#### GOAL
Go through the material and write it all out exactly, minus the pictures.

#### GIVEN ENTRIES
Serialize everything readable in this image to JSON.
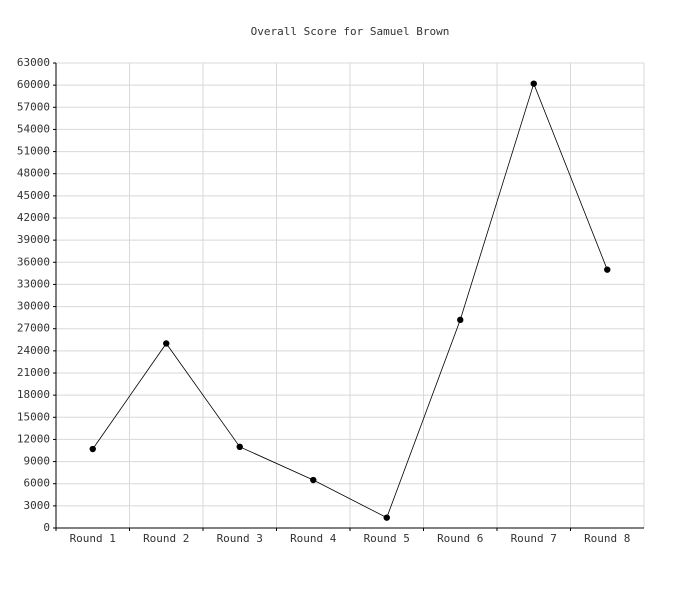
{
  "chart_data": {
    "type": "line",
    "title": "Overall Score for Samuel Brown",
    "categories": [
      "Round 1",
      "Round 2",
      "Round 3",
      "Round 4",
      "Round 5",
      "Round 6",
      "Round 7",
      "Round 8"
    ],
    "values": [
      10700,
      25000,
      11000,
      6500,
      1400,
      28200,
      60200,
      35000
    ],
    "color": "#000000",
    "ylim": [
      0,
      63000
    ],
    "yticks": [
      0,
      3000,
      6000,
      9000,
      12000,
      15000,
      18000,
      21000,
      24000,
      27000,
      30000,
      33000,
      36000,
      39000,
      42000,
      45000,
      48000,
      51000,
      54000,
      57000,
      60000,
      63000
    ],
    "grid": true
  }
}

#### EXERCISE RESPONSE
Serialize everything readable in this image to JSON.
{
  "chart_data": {
    "type": "line",
    "title": "Overall Score for Samuel Brown",
    "categories": [
      "Round 1",
      "Round 2",
      "Round 3",
      "Round 4",
      "Round 5",
      "Round 6",
      "Round 7",
      "Round 8"
    ],
    "values": [
      10700,
      25000,
      11000,
      6500,
      1400,
      28200,
      60200,
      35000
    ],
    "color": "#000000",
    "ylim": [
      0,
      63000
    ],
    "yticks": [
      0,
      3000,
      6000,
      9000,
      12000,
      15000,
      18000,
      21000,
      24000,
      27000,
      30000,
      33000,
      36000,
      39000,
      42000,
      45000,
      48000,
      51000,
      54000,
      57000,
      60000,
      63000
    ],
    "grid": true
  }
}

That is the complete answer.